-- start ENTRIES SUPPLIED --

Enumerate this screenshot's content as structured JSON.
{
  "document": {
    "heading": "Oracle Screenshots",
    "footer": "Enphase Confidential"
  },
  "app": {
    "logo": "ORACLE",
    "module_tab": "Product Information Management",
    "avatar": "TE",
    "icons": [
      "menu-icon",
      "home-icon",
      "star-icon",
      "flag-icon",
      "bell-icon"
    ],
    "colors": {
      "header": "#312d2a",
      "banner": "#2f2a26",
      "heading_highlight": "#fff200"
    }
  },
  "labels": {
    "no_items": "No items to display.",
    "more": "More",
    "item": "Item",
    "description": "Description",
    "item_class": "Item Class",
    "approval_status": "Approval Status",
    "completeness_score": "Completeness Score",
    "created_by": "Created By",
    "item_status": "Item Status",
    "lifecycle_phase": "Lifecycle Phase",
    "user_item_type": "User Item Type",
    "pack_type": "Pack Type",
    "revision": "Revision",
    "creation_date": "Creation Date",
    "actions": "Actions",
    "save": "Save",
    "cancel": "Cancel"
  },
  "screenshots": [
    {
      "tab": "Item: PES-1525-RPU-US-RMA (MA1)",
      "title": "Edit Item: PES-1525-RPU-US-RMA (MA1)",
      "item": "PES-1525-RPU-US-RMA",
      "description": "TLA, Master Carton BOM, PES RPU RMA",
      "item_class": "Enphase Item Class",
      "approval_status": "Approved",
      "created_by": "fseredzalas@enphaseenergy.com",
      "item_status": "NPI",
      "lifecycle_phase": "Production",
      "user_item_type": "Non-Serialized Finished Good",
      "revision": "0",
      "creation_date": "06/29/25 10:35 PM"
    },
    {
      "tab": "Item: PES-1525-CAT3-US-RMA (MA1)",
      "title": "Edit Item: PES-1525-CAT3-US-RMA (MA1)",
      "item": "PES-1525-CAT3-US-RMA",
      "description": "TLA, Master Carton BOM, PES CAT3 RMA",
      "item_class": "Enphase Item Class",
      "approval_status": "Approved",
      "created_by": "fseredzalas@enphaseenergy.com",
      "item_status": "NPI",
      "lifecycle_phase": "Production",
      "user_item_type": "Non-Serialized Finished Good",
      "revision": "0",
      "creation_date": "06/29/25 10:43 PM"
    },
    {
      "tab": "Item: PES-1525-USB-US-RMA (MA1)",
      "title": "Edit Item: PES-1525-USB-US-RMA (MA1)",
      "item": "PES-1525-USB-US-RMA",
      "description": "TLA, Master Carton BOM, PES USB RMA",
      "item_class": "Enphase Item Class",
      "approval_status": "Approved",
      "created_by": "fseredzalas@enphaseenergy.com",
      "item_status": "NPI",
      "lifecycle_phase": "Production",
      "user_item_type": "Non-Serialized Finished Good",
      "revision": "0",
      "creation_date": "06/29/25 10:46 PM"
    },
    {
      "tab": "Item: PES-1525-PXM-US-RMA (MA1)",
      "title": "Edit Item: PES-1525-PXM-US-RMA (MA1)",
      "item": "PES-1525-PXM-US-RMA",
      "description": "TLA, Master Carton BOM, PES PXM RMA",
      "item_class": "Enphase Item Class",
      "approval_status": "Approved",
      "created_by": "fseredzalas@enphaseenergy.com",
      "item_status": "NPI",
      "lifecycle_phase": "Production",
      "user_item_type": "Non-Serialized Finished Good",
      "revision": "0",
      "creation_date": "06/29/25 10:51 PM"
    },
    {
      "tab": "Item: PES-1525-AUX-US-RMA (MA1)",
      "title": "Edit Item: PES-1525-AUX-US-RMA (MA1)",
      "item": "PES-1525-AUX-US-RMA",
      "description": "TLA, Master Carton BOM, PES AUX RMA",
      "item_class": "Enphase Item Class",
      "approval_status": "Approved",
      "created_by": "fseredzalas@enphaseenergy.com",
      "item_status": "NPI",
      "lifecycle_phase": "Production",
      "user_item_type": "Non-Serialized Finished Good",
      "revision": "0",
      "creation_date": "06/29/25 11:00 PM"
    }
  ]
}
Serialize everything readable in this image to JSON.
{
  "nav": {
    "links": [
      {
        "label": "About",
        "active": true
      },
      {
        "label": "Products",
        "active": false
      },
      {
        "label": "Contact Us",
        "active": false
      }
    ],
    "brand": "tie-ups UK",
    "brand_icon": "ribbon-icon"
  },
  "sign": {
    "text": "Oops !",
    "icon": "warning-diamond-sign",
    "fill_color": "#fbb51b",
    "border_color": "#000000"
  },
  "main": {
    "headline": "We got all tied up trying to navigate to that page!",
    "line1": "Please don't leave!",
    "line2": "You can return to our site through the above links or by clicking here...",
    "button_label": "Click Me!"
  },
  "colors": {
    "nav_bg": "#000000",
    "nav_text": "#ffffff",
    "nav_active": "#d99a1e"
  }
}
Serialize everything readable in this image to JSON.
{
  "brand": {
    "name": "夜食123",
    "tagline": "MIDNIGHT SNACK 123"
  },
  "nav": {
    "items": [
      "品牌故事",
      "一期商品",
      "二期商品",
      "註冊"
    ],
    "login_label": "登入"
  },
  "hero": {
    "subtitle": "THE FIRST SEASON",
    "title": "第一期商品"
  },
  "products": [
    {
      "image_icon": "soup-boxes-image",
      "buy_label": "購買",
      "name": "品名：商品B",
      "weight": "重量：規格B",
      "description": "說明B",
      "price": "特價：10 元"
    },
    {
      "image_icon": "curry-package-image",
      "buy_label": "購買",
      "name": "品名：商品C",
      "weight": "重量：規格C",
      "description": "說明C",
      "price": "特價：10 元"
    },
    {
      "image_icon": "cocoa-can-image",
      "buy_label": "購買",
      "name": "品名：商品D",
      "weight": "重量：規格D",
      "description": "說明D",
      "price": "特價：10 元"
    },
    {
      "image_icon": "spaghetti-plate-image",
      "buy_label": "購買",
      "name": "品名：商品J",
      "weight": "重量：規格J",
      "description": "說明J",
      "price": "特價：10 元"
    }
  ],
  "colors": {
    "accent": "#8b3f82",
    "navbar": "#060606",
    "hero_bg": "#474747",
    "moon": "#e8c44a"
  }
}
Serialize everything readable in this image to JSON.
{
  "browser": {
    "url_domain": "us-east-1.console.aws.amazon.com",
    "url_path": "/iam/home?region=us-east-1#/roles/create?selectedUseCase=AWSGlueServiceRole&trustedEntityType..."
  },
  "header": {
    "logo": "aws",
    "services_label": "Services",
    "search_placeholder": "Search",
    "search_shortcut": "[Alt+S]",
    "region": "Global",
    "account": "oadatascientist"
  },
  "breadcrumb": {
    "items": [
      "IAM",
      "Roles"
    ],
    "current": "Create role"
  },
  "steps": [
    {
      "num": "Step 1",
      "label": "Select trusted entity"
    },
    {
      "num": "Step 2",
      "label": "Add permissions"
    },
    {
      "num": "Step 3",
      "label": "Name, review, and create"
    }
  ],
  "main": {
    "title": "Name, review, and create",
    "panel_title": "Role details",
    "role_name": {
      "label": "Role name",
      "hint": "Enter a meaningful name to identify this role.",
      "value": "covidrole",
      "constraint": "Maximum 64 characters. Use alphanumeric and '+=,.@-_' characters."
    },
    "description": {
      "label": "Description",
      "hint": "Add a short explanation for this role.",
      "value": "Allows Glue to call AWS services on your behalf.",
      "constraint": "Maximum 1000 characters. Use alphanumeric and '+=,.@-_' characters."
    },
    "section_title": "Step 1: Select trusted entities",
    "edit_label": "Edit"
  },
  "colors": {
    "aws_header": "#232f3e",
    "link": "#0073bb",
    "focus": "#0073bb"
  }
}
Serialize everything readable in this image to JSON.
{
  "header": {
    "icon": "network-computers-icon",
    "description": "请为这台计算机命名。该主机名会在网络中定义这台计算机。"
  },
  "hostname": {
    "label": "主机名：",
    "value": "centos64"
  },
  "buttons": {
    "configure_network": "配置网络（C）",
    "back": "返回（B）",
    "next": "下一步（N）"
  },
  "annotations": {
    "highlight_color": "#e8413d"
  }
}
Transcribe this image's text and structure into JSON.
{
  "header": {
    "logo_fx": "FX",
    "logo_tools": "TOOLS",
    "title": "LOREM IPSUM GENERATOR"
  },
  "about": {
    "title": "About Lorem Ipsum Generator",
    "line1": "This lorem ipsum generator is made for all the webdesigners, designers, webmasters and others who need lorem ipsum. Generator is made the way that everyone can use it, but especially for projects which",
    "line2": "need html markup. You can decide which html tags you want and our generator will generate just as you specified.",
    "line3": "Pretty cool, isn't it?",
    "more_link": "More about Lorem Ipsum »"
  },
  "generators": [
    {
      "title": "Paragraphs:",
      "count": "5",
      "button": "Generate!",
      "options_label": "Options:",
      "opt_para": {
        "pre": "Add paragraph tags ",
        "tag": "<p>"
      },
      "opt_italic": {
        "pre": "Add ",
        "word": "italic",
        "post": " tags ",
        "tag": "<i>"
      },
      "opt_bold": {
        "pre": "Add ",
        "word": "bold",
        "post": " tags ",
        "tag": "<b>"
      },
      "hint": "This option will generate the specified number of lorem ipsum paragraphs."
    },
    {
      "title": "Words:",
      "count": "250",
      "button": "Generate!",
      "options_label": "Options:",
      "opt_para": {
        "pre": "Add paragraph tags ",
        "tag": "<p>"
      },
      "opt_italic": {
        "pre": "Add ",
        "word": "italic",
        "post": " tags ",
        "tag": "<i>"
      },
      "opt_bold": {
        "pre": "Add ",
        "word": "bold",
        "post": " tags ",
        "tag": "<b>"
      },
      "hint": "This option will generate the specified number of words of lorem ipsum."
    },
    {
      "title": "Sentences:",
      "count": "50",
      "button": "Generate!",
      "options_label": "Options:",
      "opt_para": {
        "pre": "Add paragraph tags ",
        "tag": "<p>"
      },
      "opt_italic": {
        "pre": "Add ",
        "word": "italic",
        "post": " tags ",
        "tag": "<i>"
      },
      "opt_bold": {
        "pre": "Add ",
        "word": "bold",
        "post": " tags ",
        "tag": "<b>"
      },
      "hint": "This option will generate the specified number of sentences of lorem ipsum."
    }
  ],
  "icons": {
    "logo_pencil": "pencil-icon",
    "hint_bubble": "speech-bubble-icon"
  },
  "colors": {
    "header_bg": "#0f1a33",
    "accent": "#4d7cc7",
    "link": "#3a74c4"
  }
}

-- end ENTRIES SUPPLIED --

▶ **THE TASK**:
Look above for every line with the word "value" and copy it.

▶ **ANSWER**:
      "value": "covidrole",
      "value": "Allows Glue to call AWS services on your behalf.",
    "value": "centos64"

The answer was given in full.